▶ _Input records_:
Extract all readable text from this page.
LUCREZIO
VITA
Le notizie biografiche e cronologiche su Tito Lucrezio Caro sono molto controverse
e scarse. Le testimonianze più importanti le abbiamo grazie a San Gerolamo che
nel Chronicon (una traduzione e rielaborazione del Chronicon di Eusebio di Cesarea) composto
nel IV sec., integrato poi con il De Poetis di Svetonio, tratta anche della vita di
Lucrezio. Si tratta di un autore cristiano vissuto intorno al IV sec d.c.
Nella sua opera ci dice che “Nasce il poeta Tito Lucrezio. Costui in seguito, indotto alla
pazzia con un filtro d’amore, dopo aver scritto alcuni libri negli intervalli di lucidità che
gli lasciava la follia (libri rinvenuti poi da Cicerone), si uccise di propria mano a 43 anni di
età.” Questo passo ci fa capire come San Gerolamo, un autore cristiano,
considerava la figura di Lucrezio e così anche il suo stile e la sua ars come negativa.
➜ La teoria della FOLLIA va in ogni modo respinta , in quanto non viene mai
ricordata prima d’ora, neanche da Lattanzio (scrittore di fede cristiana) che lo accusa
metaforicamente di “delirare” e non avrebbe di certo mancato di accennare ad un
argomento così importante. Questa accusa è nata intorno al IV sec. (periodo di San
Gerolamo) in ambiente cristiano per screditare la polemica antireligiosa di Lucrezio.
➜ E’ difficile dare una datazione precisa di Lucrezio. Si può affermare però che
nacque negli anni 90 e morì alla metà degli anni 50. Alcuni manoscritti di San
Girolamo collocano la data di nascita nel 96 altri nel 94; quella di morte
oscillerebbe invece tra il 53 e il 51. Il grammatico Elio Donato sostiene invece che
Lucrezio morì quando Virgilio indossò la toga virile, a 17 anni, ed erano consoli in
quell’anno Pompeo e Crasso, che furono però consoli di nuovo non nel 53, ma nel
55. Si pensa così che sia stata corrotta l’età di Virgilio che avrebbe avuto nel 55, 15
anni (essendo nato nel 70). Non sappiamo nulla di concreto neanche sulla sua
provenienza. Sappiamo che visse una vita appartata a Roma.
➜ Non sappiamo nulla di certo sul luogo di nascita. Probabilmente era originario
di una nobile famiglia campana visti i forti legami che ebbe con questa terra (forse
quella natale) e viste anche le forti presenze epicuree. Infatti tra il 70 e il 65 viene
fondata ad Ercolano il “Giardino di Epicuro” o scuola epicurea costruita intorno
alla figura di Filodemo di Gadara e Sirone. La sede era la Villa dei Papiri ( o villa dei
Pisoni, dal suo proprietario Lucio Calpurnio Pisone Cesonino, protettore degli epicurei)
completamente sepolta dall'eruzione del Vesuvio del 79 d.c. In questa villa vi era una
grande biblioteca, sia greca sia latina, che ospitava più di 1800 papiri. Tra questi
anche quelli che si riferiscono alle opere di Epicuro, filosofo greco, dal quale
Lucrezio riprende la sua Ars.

==

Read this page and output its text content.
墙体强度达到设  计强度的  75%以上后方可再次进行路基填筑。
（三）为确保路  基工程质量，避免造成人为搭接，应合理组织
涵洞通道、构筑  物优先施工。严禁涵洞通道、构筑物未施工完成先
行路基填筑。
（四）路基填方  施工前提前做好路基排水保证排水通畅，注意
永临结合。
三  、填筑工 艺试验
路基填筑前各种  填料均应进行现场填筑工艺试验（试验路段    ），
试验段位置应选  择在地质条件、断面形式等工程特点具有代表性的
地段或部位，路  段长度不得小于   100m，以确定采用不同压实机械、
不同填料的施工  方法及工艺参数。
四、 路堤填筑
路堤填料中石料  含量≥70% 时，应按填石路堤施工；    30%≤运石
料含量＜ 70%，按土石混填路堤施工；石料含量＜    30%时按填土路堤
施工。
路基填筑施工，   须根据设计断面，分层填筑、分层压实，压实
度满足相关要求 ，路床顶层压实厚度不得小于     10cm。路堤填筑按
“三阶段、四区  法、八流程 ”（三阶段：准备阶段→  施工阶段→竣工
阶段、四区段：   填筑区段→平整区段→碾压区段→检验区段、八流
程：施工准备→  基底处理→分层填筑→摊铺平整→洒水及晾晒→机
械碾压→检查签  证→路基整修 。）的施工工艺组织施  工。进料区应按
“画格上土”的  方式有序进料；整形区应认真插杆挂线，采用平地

* * *

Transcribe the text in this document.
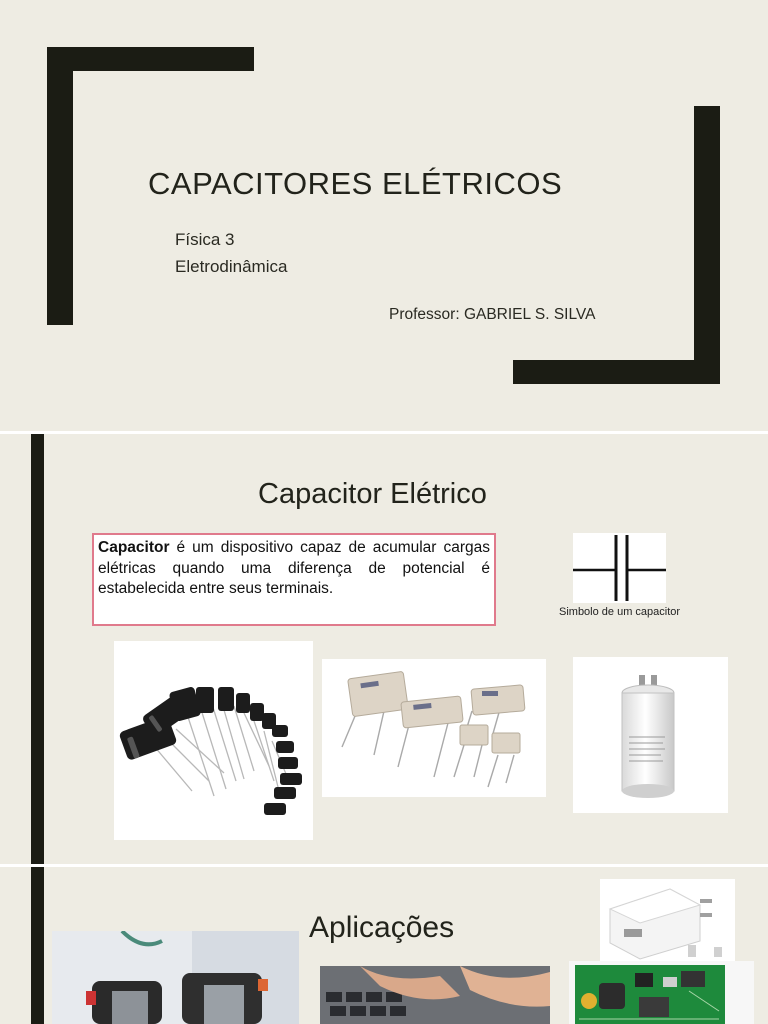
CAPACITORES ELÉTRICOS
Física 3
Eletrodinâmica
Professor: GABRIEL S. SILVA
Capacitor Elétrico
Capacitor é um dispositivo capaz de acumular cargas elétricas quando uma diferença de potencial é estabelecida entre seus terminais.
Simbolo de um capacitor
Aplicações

▶ _Task statement_: Go through the records and show every line with the string "avrebbe" in it.

▶ _Answer_:
metaforicamente di “delirare” e non avrebbe di certo mancato di accennare ad un
55. Si pensa così che sia stata corrotta l’età di Virgilio che avrebbe avuto nel 55, 15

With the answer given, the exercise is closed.